Task goal:
Output the entries word for word. Omit images.

Records from a dataset:
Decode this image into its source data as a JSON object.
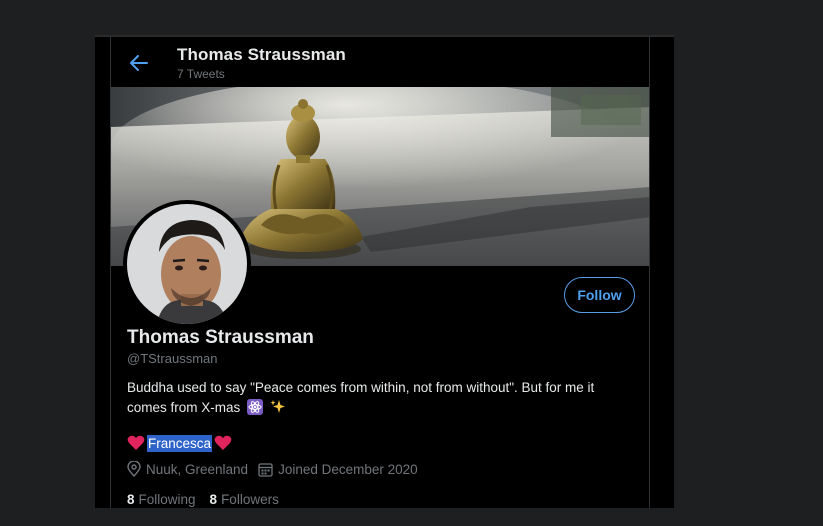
{
  "header": {
    "title": "Thomas Straussman",
    "tweet_count": "7 Tweets"
  },
  "profile": {
    "name": "Thomas Straussman",
    "handle": "@TStraussman",
    "follow_label": "Follow",
    "bio": "Buddha used to say \"Peace comes from within, not from without\". But for me it comes from X-mas",
    "partner_name": "Francesca",
    "location": "Nuuk, Greenland",
    "joined": "Joined December 2020",
    "following_count": "8",
    "following_label": "Following",
    "followers_count": "8",
    "followers_label": "Followers"
  },
  "icons": {
    "back": "arrow-left-icon",
    "location": "location-pin-icon",
    "calendar": "calendar-icon",
    "heart": "heart-icon",
    "atom": "atom-icon",
    "sparkles": "sparkles-icon"
  },
  "colors": {
    "accent": "#1d9bf0",
    "heart": "#e0245e",
    "selection": "#2e63c9"
  }
}
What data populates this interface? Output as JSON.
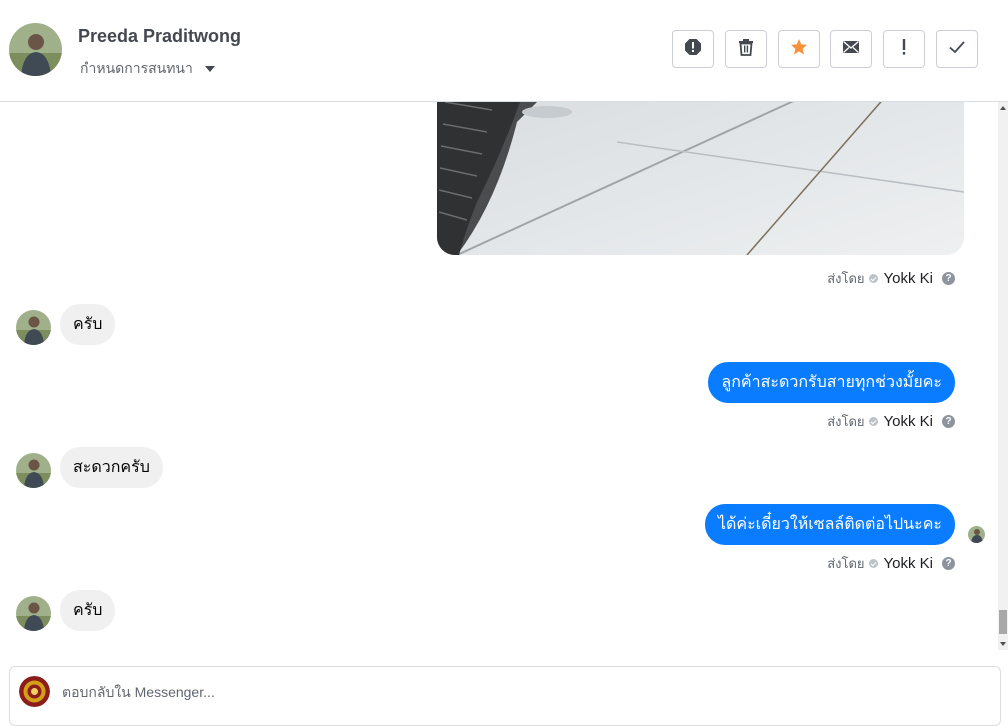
{
  "header": {
    "contact_name": "Preeda Praditwong",
    "assign_label": "กำหนดการสนทนา",
    "toolbar": [
      {
        "name": "spam-button",
        "icon": "stop-alert-icon"
      },
      {
        "name": "delete-button",
        "icon": "trash-icon"
      },
      {
        "name": "star-button",
        "icon": "star-icon"
      },
      {
        "name": "mark-unread-button",
        "icon": "envelope-icon"
      },
      {
        "name": "follow-up-button",
        "icon": "exclamation-icon"
      },
      {
        "name": "mark-done-button",
        "icon": "checkmark-icon"
      }
    ]
  },
  "conversation": {
    "sent_by_label": "ส่งโดย",
    "agent_name": "Yokk Ki",
    "help_glyph": "?",
    "messages": [
      {
        "from": "customer",
        "text": "ครับ"
      },
      {
        "from": "page",
        "text": "ลูกค้าสะดวกรับสายทุกช่วงมั้ยคะ"
      },
      {
        "from": "customer",
        "text": "สะดวกครับ"
      },
      {
        "from": "page",
        "text": "ได้ค่ะเดี๋ยวให้เซลล์ติดต่อไปนะคะ"
      },
      {
        "from": "customer",
        "text": "ครับ"
      }
    ]
  },
  "composer": {
    "placeholder": "ตอบกลับใน Messenger..."
  },
  "colors": {
    "outgoing_bubble": "#0a7cff",
    "incoming_bubble": "#f0f0f0",
    "star": "#f7923a"
  }
}
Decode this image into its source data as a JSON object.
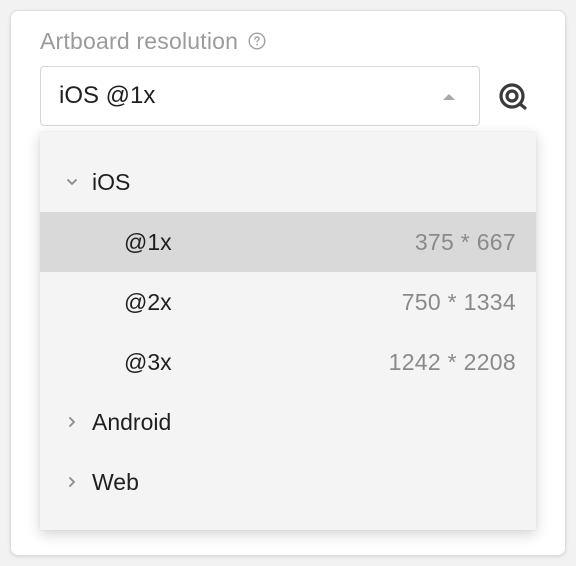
{
  "artboard": {
    "label": "Artboard resolution",
    "help_icon": "question-circle-icon",
    "select_value": "iOS @1x",
    "caret_icon": "caret-up-icon",
    "target_icon": "target-icon"
  },
  "dropdown": {
    "groups": [
      {
        "label": "iOS",
        "expanded": true,
        "chevron_icon": "chevron-down-icon",
        "options": [
          {
            "label": "@1x",
            "size": "375 * 667",
            "selected": true
          },
          {
            "label": "@2x",
            "size": "750 * 1334",
            "selected": false
          },
          {
            "label": "@3x",
            "size": "1242 * 2208",
            "selected": false
          }
        ]
      },
      {
        "label": "Android",
        "expanded": false,
        "chevron_icon": "chevron-right-icon"
      },
      {
        "label": "Web",
        "expanded": false,
        "chevron_icon": "chevron-right-icon"
      }
    ]
  },
  "colors": {
    "selected_row": "#d9d9d9",
    "dropdown_bg": "#f4f4f4",
    "label_gray": "#9b9b9b",
    "size_gray": "#8a8a8a",
    "text": "#1f1f1f"
  }
}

Solution to the problem:
Decode this image into its source data as a JSON object.
{
  "header": {
    "title": "Thomas Straussman",
    "tweet_count": "7 Tweets"
  },
  "profile": {
    "name": "Thomas Straussman",
    "handle": "@TStraussman",
    "follow_label": "Follow",
    "bio": "Buddha used to say \"Peace comes from within, not from without\". But for me it comes from X-mas",
    "partner_name": "Francesca",
    "location": "Nuuk, Greenland",
    "joined": "Joined December 2020",
    "following_count": "8",
    "following_label": "Following",
    "followers_count": "8",
    "followers_label": "Followers"
  },
  "icons": {
    "back": "arrow-left-icon",
    "location": "location-pin-icon",
    "calendar": "calendar-icon",
    "heart": "heart-icon",
    "atom": "atom-icon",
    "sparkles": "sparkles-icon"
  },
  "colors": {
    "accent": "#1d9bf0",
    "heart": "#e0245e",
    "selection": "#2e63c9"
  }
}
What data populates this interface? Output as JSON.
{
  "header": {
    "contact_name": "Preeda Praditwong",
    "assign_label": "กำหนดการสนทนา",
    "toolbar": [
      {
        "name": "spam-button",
        "icon": "stop-alert-icon"
      },
      {
        "name": "delete-button",
        "icon": "trash-icon"
      },
      {
        "name": "star-button",
        "icon": "star-icon"
      },
      {
        "name": "mark-unread-button",
        "icon": "envelope-icon"
      },
      {
        "name": "follow-up-button",
        "icon": "exclamation-icon"
      },
      {
        "name": "mark-done-button",
        "icon": "checkmark-icon"
      }
    ]
  },
  "conversation": {
    "sent_by_label": "ส่งโดย",
    "agent_name": "Yokk Ki",
    "help_glyph": "?",
    "messages": [
      {
        "from": "customer",
        "text": "ครับ"
      },
      {
        "from": "page",
        "text": "ลูกค้าสะดวกรับสายทุกช่วงมั้ยคะ"
      },
      {
        "from": "customer",
        "text": "สะดวกครับ"
      },
      {
        "from": "page",
        "text": "ได้ค่ะเดี๋ยวให้เซลล์ติดต่อไปนะคะ"
      },
      {
        "from": "customer",
        "text": "ครับ"
      }
    ]
  },
  "composer": {
    "placeholder": "ตอบกลับใน Messenger..."
  },
  "colors": {
    "outgoing_bubble": "#0a7cff",
    "incoming_bubble": "#f0f0f0",
    "star": "#f7923a"
  }
}
Decode this image into its source data as a JSON object.
{
  "artboard": {
    "label": "Artboard resolution",
    "help_icon": "question-circle-icon",
    "select_value": "iOS @1x",
    "caret_icon": "caret-up-icon",
    "target_icon": "target-icon"
  },
  "dropdown": {
    "groups": [
      {
        "label": "iOS",
        "expanded": true,
        "chevron_icon": "chevron-down-icon",
        "options": [
          {
            "label": "@1x",
            "size": "375 * 667",
            "selected": true
          },
          {
            "label": "@2x",
            "size": "750 * 1334",
            "selected": false
          },
          {
            "label": "@3x",
            "size": "1242 * 2208",
            "selected": false
          }
        ]
      },
      {
        "label": "Android",
        "expanded": false,
        "chevron_icon": "chevron-right-icon"
      },
      {
        "label": "Web",
        "expanded": false,
        "chevron_icon": "chevron-right-icon"
      }
    ]
  },
  "colors": {
    "selected_row": "#d9d9d9",
    "dropdown_bg": "#f4f4f4",
    "label_gray": "#9b9b9b",
    "size_gray": "#8a8a8a",
    "text": "#1f1f1f"
  }
}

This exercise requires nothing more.